Your objective:
Reproduce the listing below word for word, with no pictures.

Supplied records:

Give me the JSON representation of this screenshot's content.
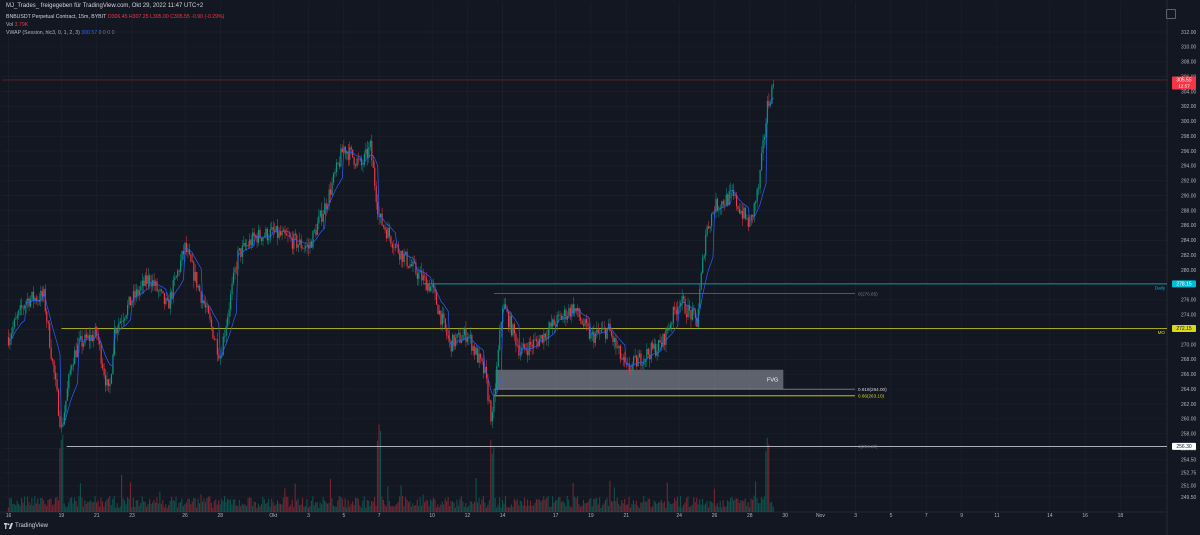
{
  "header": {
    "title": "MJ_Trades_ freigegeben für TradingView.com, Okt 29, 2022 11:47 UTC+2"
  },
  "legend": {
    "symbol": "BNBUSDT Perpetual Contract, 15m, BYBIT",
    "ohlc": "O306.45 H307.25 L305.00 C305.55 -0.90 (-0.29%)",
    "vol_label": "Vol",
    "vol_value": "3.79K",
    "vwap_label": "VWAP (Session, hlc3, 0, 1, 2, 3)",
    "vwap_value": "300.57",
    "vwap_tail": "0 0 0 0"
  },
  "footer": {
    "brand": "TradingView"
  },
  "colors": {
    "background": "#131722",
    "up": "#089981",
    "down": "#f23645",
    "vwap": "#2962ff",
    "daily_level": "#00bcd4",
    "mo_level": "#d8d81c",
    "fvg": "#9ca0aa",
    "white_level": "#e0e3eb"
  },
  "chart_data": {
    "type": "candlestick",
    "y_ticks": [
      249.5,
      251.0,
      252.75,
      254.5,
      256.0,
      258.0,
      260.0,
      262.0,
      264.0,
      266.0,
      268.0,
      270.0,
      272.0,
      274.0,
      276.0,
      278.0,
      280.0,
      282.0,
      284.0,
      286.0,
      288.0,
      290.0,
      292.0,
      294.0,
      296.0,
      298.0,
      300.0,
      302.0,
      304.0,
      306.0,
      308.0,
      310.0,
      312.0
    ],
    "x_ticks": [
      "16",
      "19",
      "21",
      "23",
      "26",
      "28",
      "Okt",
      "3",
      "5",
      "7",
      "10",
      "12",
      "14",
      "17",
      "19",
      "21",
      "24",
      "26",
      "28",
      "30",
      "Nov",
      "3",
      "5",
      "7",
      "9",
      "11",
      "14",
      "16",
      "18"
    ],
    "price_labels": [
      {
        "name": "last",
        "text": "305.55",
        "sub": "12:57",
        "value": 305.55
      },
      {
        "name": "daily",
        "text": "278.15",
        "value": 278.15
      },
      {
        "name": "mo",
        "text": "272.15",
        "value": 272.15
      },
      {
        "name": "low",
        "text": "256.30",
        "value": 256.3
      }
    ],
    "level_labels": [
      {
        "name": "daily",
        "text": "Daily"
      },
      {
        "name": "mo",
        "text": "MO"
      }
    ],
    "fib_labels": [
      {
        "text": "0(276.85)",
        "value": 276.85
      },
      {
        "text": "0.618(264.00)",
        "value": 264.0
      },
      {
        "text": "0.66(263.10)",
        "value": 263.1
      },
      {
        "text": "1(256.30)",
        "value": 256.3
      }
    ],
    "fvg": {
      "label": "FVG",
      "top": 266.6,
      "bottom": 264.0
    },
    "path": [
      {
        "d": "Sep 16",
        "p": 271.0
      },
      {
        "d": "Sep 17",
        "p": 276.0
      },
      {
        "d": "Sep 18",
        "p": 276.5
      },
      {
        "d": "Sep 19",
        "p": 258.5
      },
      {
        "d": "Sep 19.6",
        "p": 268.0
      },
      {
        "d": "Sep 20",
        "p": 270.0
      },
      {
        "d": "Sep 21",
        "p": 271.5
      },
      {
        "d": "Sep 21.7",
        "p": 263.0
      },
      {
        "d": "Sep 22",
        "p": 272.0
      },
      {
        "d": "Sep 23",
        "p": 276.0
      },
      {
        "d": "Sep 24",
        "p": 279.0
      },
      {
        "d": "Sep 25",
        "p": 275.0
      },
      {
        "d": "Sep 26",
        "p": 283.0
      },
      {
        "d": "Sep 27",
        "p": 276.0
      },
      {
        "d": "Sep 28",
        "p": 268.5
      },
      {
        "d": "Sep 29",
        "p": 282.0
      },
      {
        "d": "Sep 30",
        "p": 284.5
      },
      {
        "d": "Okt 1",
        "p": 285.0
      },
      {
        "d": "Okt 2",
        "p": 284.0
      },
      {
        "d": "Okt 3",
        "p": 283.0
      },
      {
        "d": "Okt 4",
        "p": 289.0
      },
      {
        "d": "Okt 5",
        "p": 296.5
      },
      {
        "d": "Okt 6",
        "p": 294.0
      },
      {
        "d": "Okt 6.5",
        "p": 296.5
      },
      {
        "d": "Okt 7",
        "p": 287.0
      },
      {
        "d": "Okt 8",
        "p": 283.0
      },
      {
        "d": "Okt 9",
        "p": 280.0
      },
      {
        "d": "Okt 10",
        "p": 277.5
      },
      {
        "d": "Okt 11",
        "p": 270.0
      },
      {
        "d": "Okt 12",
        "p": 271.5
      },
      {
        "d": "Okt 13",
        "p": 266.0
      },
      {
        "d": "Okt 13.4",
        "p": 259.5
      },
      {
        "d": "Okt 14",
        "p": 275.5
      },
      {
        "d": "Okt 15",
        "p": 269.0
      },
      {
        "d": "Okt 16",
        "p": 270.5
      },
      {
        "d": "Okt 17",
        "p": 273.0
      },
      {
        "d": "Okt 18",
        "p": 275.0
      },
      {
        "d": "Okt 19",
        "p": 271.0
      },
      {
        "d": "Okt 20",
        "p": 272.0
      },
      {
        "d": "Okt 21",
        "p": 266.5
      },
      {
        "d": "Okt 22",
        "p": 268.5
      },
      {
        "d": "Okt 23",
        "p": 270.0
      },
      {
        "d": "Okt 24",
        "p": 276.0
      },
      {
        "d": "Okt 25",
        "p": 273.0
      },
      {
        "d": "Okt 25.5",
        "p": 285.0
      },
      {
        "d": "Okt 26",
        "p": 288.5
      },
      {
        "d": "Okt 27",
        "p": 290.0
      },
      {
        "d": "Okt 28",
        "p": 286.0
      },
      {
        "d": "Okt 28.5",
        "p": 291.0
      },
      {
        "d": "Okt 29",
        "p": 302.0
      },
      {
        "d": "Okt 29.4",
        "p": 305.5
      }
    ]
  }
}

Answer for the task:
Give me the JSON representation of this screenshot's content.
{
  "header": {
    "title": "MJ_Trades_ freigegeben für TradingView.com, Okt 29, 2022 11:47 UTC+2"
  },
  "legend": {
    "symbol": "BNBUSDT Perpetual Contract, 15m, BYBIT",
    "ohlc": "O306.45 H307.25 L305.00 C305.55 -0.90 (-0.29%)",
    "vol_label": "Vol",
    "vol_value": "3.79K",
    "vwap_label": "VWAP (Session, hlc3, 0, 1, 2, 3)",
    "vwap_value": "300.57",
    "vwap_tail": "0 0 0 0"
  },
  "footer": {
    "brand": "TradingView"
  },
  "colors": {
    "background": "#131722",
    "up": "#089981",
    "down": "#f23645",
    "vwap": "#2962ff",
    "daily_level": "#00bcd4",
    "mo_level": "#d8d81c",
    "fvg": "#9ca0aa",
    "white_level": "#e0e3eb"
  },
  "chart_data": {
    "type": "candlestick",
    "y_ticks": [
      249.5,
      251.0,
      252.75,
      254.5,
      256.0,
      258.0,
      260.0,
      262.0,
      264.0,
      266.0,
      268.0,
      270.0,
      272.0,
      274.0,
      276.0,
      278.0,
      280.0,
      282.0,
      284.0,
      286.0,
      288.0,
      290.0,
      292.0,
      294.0,
      296.0,
      298.0,
      300.0,
      302.0,
      304.0,
      306.0,
      308.0,
      310.0,
      312.0
    ],
    "x_ticks": [
      "16",
      "19",
      "21",
      "23",
      "26",
      "28",
      "Okt",
      "3",
      "5",
      "7",
      "10",
      "12",
      "14",
      "17",
      "19",
      "21",
      "24",
      "26",
      "28",
      "30",
      "Nov",
      "3",
      "5",
      "7",
      "9",
      "11",
      "14",
      "16",
      "18"
    ],
    "price_labels": [
      {
        "name": "last",
        "text": "305.55",
        "sub": "12:57",
        "value": 305.55
      },
      {
        "name": "daily",
        "text": "278.15",
        "value": 278.15
      },
      {
        "name": "mo",
        "text": "272.15",
        "value": 272.15
      },
      {
        "name": "low",
        "text": "256.30",
        "value": 256.3
      }
    ],
    "level_labels": [
      {
        "name": "daily",
        "text": "Daily"
      },
      {
        "name": "mo",
        "text": "MO"
      }
    ],
    "fib_labels": [
      {
        "text": "0(276.85)",
        "value": 276.85
      },
      {
        "text": "0.618(264.00)",
        "value": 264.0
      },
      {
        "text": "0.66(263.10)",
        "value": 263.1
      },
      {
        "text": "1(256.30)",
        "value": 256.3
      }
    ],
    "fvg": {
      "label": "FVG",
      "top": 266.6,
      "bottom": 264.0
    },
    "path": [
      {
        "d": "Sep 16",
        "p": 271.0
      },
      {
        "d": "Sep 17",
        "p": 276.0
      },
      {
        "d": "Sep 18",
        "p": 276.5
      },
      {
        "d": "Sep 19",
        "p": 258.5
      },
      {
        "d": "Sep 19.6",
        "p": 268.0
      },
      {
        "d": "Sep 20",
        "p": 270.0
      },
      {
        "d": "Sep 21",
        "p": 271.5
      },
      {
        "d": "Sep 21.7",
        "p": 263.0
      },
      {
        "d": "Sep 22",
        "p": 272.0
      },
      {
        "d": "Sep 23",
        "p": 276.0
      },
      {
        "d": "Sep 24",
        "p": 279.0
      },
      {
        "d": "Sep 25",
        "p": 275.0
      },
      {
        "d": "Sep 26",
        "p": 283.0
      },
      {
        "d": "Sep 27",
        "p": 276.0
      },
      {
        "d": "Sep 28",
        "p": 268.5
      },
      {
        "d": "Sep 29",
        "p": 282.0
      },
      {
        "d": "Sep 30",
        "p": 284.5
      },
      {
        "d": "Okt 1",
        "p": 285.0
      },
      {
        "d": "Okt 2",
        "p": 284.0
      },
      {
        "d": "Okt 3",
        "p": 283.0
      },
      {
        "d": "Okt 4",
        "p": 289.0
      },
      {
        "d": "Okt 5",
        "p": 296.5
      },
      {
        "d": "Okt 6",
        "p": 294.0
      },
      {
        "d": "Okt 6.5",
        "p": 296.5
      },
      {
        "d": "Okt 7",
        "p": 287.0
      },
      {
        "d": "Okt 8",
        "p": 283.0
      },
      {
        "d": "Okt 9",
        "p": 280.0
      },
      {
        "d": "Okt 10",
        "p": 277.5
      },
      {
        "d": "Okt 11",
        "p": 270.0
      },
      {
        "d": "Okt 12",
        "p": 271.5
      },
      {
        "d": "Okt 13",
        "p": 266.0
      },
      {
        "d": "Okt 13.4",
        "p": 259.5
      },
      {
        "d": "Okt 14",
        "p": 275.5
      },
      {
        "d": "Okt 15",
        "p": 269.0
      },
      {
        "d": "Okt 16",
        "p": 270.5
      },
      {
        "d": "Okt 17",
        "p": 273.0
      },
      {
        "d": "Okt 18",
        "p": 275.0
      },
      {
        "d": "Okt 19",
        "p": 271.0
      },
      {
        "d": "Okt 20",
        "p": 272.0
      },
      {
        "d": "Okt 21",
        "p": 266.5
      },
      {
        "d": "Okt 22",
        "p": 268.5
      },
      {
        "d": "Okt 23",
        "p": 270.0
      },
      {
        "d": "Okt 24",
        "p": 276.0
      },
      {
        "d": "Okt 25",
        "p": 273.0
      },
      {
        "d": "Okt 25.5",
        "p": 285.0
      },
      {
        "d": "Okt 26",
        "p": 288.5
      },
      {
        "d": "Okt 27",
        "p": 290.0
      },
      {
        "d": "Okt 28",
        "p": 286.0
      },
      {
        "d": "Okt 28.5",
        "p": 291.0
      },
      {
        "d": "Okt 29",
        "p": 302.0
      },
      {
        "d": "Okt 29.4",
        "p": 305.5
      }
    ]
  }
}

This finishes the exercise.